WHAT IS ASKED -
Search the listing for the string "code" and copy every line that contains it.

MATERIAL SHOWN -
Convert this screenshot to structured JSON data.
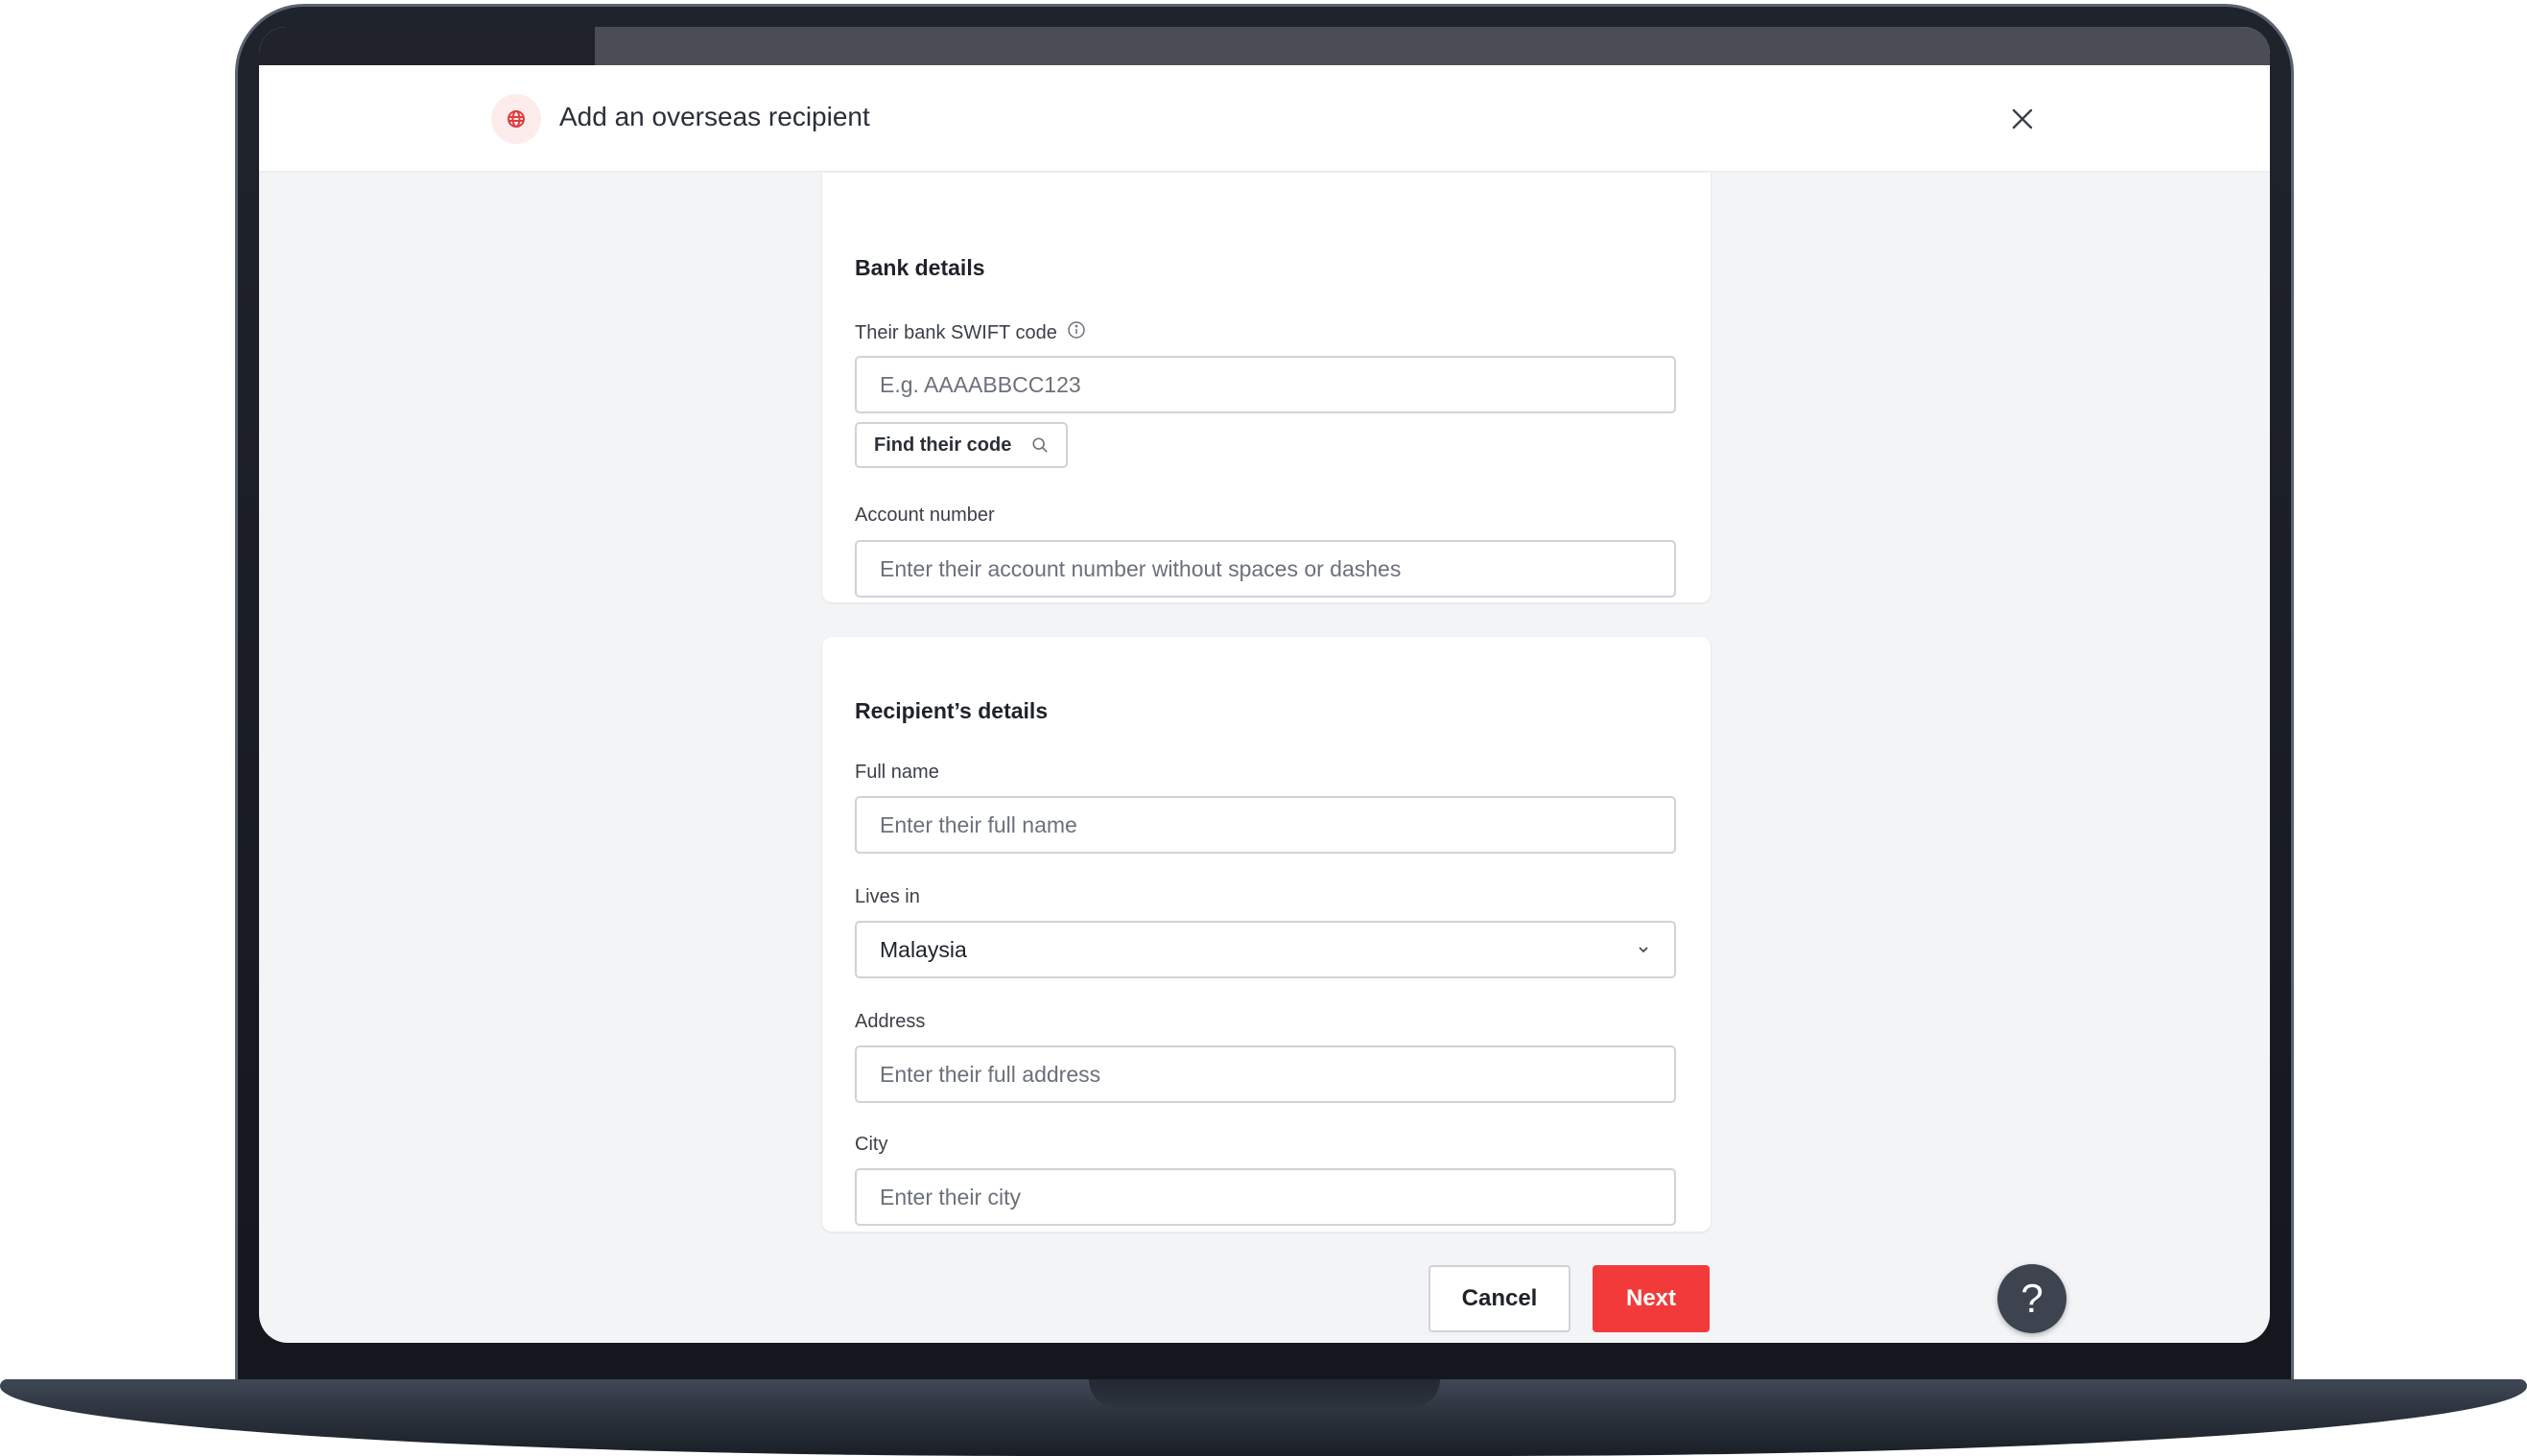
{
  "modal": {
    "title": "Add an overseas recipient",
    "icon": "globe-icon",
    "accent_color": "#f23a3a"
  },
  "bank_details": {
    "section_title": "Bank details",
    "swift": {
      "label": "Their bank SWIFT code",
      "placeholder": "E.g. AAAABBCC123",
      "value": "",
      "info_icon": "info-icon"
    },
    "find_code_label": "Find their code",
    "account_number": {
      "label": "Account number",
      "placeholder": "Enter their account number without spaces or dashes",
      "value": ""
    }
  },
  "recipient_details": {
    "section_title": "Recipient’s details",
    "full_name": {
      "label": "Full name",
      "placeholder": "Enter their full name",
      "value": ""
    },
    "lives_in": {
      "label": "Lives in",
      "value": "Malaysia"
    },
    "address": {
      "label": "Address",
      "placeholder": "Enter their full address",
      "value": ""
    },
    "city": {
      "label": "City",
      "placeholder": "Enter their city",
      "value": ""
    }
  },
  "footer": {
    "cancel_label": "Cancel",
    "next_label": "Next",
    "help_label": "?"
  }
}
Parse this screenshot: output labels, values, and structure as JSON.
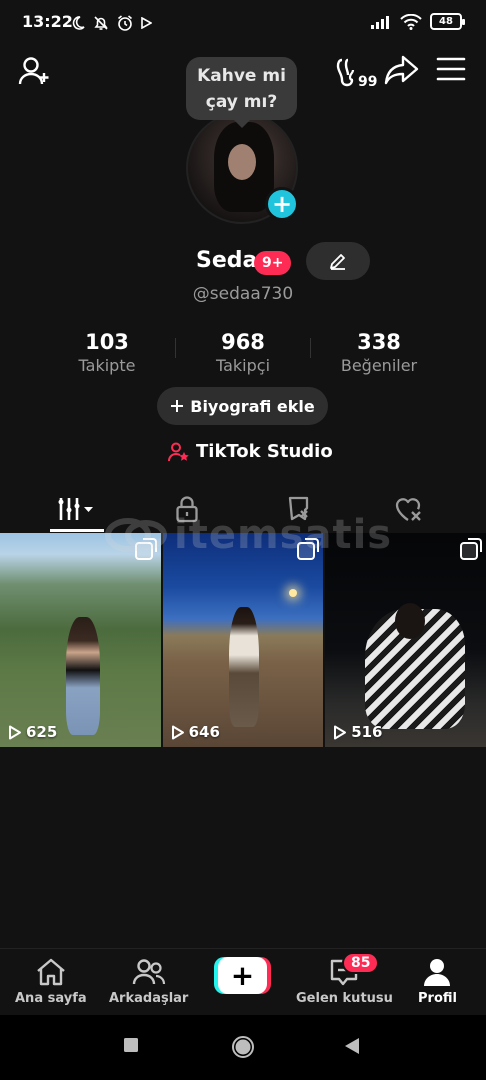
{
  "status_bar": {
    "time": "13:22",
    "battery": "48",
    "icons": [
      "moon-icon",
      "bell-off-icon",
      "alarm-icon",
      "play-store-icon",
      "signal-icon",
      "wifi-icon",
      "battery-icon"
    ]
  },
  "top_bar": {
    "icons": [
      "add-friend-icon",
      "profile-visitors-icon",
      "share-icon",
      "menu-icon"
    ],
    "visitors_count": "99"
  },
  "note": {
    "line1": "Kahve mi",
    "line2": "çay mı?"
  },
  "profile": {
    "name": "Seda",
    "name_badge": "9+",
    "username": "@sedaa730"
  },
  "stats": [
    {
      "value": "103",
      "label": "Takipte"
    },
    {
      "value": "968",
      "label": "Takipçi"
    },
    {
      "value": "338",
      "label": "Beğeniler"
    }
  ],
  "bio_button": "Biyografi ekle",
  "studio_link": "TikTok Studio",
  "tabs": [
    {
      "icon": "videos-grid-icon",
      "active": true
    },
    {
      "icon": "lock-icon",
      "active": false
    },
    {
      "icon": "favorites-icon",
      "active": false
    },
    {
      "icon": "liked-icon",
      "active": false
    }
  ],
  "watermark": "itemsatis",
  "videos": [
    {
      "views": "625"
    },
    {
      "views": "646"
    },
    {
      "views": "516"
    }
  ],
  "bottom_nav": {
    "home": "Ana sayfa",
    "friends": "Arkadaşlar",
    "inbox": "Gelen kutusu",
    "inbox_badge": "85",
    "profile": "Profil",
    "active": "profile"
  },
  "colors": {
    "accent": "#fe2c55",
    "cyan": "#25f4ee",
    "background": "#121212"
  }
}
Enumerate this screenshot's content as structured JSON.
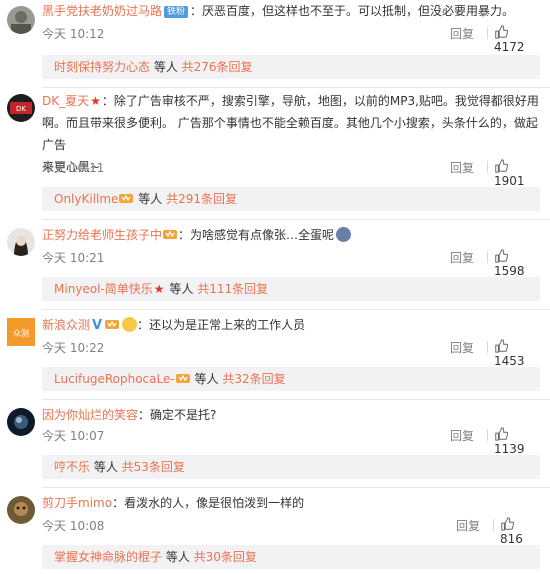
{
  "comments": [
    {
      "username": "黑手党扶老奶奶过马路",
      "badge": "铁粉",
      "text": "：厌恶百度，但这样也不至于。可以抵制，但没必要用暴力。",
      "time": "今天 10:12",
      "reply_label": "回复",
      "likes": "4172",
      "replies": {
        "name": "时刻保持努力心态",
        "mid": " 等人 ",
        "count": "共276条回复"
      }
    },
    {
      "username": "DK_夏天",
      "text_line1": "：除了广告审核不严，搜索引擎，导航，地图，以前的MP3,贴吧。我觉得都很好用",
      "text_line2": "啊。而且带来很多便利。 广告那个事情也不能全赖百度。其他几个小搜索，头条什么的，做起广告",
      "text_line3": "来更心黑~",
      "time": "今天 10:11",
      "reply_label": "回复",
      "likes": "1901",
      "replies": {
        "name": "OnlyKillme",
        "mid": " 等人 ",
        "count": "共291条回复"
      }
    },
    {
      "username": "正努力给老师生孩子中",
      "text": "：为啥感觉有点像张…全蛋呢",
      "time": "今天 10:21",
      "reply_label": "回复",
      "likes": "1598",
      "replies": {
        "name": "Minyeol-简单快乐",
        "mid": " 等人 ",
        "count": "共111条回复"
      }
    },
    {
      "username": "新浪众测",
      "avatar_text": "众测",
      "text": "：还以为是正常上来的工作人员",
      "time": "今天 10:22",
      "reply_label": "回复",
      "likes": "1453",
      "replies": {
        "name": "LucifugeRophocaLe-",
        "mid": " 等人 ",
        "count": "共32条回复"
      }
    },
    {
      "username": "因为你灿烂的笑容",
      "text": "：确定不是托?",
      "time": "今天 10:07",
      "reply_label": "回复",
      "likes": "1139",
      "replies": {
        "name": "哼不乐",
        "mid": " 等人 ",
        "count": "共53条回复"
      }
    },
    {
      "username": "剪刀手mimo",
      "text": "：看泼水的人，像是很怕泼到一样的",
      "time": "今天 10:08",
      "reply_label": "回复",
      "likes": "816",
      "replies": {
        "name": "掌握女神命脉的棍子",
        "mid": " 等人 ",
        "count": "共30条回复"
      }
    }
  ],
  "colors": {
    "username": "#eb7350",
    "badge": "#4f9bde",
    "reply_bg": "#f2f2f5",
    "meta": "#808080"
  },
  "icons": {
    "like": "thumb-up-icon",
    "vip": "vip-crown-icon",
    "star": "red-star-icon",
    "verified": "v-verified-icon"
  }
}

RESPONSE FOR THIS EXERCISE -
      "label": "Their bank SWIFT code",
    "find_code_label": "Find their code",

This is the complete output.